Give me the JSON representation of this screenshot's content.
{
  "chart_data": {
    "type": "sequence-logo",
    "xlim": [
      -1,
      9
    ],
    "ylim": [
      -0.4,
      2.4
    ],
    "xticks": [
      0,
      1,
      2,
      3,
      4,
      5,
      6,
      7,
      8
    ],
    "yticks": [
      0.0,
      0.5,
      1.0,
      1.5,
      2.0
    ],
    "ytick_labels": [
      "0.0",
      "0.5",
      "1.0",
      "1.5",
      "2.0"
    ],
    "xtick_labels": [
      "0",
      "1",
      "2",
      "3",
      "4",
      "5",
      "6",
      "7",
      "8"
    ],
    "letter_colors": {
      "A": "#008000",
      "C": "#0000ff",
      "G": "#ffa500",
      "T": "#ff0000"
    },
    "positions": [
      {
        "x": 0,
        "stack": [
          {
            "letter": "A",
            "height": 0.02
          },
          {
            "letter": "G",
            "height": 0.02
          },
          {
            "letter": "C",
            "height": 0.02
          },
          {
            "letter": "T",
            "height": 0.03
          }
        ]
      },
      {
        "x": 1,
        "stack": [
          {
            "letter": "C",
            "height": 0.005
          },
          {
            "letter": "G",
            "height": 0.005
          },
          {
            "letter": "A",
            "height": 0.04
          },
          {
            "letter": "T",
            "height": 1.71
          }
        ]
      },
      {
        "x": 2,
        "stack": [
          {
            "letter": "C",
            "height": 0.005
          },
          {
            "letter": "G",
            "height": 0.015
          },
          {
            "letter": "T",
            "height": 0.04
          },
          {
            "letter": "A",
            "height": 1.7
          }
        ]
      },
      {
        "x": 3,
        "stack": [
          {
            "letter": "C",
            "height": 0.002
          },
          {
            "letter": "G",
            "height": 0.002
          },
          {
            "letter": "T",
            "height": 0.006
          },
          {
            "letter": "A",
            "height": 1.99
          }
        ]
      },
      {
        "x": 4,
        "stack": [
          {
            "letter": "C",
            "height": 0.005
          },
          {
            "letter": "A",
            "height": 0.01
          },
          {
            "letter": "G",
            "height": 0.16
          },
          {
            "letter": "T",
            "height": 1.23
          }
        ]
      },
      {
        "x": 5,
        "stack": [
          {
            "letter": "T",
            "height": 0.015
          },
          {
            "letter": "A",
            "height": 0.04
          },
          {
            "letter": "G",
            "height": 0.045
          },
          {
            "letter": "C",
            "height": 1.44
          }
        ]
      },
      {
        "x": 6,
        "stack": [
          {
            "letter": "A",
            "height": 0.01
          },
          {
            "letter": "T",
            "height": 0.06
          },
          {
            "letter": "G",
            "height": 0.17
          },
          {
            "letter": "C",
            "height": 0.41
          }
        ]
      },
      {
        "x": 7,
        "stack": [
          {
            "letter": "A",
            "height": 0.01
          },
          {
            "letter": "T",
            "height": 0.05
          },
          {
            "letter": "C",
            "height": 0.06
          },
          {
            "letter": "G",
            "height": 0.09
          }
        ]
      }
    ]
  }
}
____
### Task directions
Retype the whole listing, matching it exactly.

### Problem solution
Give me the JSON representation of this screenshot's content.
{
  "chart_data": {
    "type": "sequence-logo",
    "xlim": [
      -1,
      9
    ],
    "ylim": [
      -0.4,
      2.4
    ],
    "xticks": [
      0,
      1,
      2,
      3,
      4,
      5,
      6,
      7,
      8
    ],
    "yticks": [
      0.0,
      0.5,
      1.0,
      1.5,
      2.0
    ],
    "ytick_labels": [
      "0.0",
      "0.5",
      "1.0",
      "1.5",
      "2.0"
    ],
    "xtick_labels": [
      "0",
      "1",
      "2",
      "3",
      "4",
      "5",
      "6",
      "7",
      "8"
    ],
    "letter_colors": {
      "A": "#008000",
      "C": "#0000ff",
      "G": "#ffa500",
      "T": "#ff0000"
    },
    "positions": [
      {
        "x": 0,
        "stack": [
          {
            "letter": "A",
            "height": 0.02
          },
          {
            "letter": "G",
            "height": 0.02
          },
          {
            "letter": "C",
            "height": 0.02
          },
          {
            "letter": "T",
            "height": 0.03
          }
        ]
      },
      {
        "x": 1,
        "stack": [
          {
            "letter": "C",
            "height": 0.005
          },
          {
            "letter": "G",
            "height": 0.005
          },
          {
            "letter": "A",
            "height": 0.04
          },
          {
            "letter": "T",
            "height": 1.71
          }
        ]
      },
      {
        "x": 2,
        "stack": [
          {
            "letter": "C",
            "height": 0.005
          },
          {
            "letter": "G",
            "height": 0.015
          },
          {
            "letter": "T",
            "height": 0.04
          },
          {
            "letter": "A",
            "height": 1.7
          }
        ]
      },
      {
        "x": 3,
        "stack": [
          {
            "letter": "C",
            "height": 0.002
          },
          {
            "letter": "G",
            "height": 0.002
          },
          {
            "letter": "T",
            "height": 0.006
          },
          {
            "letter": "A",
            "height": 1.99
          }
        ]
      },
      {
        "x": 4,
        "stack": [
          {
            "letter": "C",
            "height": 0.005
          },
          {
            "letter": "A",
            "height": 0.01
          },
          {
            "letter": "G",
            "height": 0.16
          },
          {
            "letter": "T",
            "height": 1.23
          }
        ]
      },
      {
        "x": 5,
        "stack": [
          {
            "letter": "T",
            "height": 0.015
          },
          {
            "letter": "A",
            "height": 0.04
          },
          {
            "letter": "G",
            "height": 0.045
          },
          {
            "letter": "C",
            "height": 1.44
          }
        ]
      },
      {
        "x": 6,
        "stack": [
          {
            "letter": "A",
            "height": 0.01
          },
          {
            "letter": "T",
            "height": 0.06
          },
          {
            "letter": "G",
            "height": 0.17
          },
          {
            "letter": "C",
            "height": 0.41
          }
        ]
      },
      {
        "x": 7,
        "stack": [
          {
            "letter": "A",
            "height": 0.01
          },
          {
            "letter": "T",
            "height": 0.05
          },
          {
            "letter": "C",
            "height": 0.06
          },
          {
            "letter": "G",
            "height": 0.09
          }
        ]
      }
    ]
  }
}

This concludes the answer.